▸ **Seção do relato**:
Ela era jovem, linda e vestia uma túnica leve, branca, presa à cintura por uma faixa azul celeste. Os cabelos, longos, negros, caiam soltos sobre os ombros. Os pés calçavam sandálias simples.
Eu me via jovem como ela e vestia também uma túnica clara. O sentimento que me tomava era de muito amor e alegria pelo nosso encontro, como se fossemos irmãs há muito separadas.
Estávamos numa sala ampla, de paredes brancas, de frente para uma janela, emoldurada por uma cortina reta, feito um painel que subia e descia movimentado por cordas, roldanas e pesos nas pontas. Eu percebi o mecanismo, porque Kherima aproximou-se e desceu a cortina, dando a impressão de que não queria que fossemos observadas. Mas, da porta entreaberta ao lado da janela, eu podia observar um pátio circular rodeado por casas como se fossem escavadas em pedras. No centro havia um altar grande, num formato piramidal, ao qual se subia por escadas colocadas nas suas quatro faces atingindo o topo aonde deveria acontecer alguma cerimonia. A sensação era de que estávamos prestes a participar de um evento festivo ou de um ritual.
Chegando bem perto de mim, ela me olhou fundo nos olhos e disse:
“Não se preocupe com as crianças. Eu estou cuidando de meus filhos e de você. Tudo vai dar muito certo. Não tema a água. A água é vida.” Me abraçou, me deu um beijo na face e saiu pela porta lateral.
No pátio externo, um rapaz aproximou-se dela, enlaçou-a pela cintura e os dois desapareceram em meio à aglomeração que se formava. Ela não olhou para trás e eu não os segui. Permaneci naquele cômodo amplo, bem ventilado, iluminado pela luz da manhã, com uma tristeza na alma ante a certeza de que não mais a veria.
Três meninos entraram no cômodo e vieram me abraçar.
De repente ouvi uma voz me chamando pelo nome e entrei numa espécie de redemoinho. Eu não queria sair de onde estava e voltar. A sensação de leveza e de tranquilidade que me tomava era muito grande, mas a voz insistia: “Ludmila…Ludmila…volte!”

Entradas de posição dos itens
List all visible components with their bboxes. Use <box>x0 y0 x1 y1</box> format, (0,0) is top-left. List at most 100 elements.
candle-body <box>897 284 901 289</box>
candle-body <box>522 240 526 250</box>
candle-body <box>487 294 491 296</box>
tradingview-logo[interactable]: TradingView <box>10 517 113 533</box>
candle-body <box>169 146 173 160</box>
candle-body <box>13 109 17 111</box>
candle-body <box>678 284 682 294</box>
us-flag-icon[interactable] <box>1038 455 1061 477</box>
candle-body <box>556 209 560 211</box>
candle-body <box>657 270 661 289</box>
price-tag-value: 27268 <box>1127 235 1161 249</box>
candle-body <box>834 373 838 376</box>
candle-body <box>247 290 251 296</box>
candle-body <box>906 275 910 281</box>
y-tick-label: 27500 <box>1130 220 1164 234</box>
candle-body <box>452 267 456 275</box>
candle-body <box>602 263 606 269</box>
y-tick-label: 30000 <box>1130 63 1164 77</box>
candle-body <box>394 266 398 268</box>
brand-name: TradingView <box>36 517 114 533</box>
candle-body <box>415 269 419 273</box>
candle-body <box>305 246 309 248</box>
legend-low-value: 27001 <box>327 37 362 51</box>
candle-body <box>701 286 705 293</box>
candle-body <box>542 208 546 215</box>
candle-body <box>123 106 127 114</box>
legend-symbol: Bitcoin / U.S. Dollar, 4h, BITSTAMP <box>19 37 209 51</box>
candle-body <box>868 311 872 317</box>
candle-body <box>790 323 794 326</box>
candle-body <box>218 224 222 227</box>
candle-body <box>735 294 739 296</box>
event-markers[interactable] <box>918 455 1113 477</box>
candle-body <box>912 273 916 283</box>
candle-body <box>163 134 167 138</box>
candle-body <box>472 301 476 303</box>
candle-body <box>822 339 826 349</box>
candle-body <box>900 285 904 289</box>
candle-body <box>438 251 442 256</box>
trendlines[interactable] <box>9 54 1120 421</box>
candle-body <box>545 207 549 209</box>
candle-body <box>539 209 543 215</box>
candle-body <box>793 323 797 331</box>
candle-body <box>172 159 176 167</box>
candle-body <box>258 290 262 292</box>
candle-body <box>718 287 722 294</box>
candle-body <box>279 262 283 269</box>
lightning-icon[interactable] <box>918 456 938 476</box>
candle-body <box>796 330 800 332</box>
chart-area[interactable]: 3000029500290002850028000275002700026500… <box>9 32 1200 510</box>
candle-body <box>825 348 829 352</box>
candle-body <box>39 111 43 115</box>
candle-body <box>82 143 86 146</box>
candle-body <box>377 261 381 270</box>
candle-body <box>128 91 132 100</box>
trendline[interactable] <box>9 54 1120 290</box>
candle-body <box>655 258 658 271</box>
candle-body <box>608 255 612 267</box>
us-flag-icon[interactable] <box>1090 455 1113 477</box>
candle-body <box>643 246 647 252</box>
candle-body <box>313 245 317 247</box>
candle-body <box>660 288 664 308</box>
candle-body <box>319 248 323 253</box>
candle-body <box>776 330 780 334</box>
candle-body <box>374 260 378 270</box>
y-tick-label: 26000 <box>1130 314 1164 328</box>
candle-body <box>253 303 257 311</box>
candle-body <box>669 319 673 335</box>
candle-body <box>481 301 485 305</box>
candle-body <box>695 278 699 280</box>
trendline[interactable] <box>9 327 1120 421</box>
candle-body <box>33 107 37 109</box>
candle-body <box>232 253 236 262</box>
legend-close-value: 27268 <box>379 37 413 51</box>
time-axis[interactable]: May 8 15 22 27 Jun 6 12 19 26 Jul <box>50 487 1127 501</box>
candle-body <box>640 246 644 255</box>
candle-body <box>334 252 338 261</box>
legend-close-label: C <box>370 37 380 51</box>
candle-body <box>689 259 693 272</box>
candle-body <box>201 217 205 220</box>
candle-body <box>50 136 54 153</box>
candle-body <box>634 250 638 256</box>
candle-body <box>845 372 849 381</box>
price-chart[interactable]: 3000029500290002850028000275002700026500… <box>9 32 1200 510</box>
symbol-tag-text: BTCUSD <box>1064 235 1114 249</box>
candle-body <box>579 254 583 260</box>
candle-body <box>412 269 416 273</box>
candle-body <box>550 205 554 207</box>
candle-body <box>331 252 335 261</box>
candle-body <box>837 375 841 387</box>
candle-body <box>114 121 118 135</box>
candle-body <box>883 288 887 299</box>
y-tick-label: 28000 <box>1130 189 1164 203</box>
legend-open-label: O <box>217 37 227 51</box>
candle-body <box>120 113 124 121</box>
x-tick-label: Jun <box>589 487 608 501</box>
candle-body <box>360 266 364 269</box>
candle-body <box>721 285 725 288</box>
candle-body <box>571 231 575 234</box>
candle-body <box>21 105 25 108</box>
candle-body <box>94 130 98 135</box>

▸ **O que se espera**: Segundo o relato, o que havia no centro do pátio circular? Por favor, baseie-se somente no relato, sem recorrer às linhas.

▸ **Resposta da tarefa**: Um altar grande, em formato piramidal, com escadas nas quatro faces.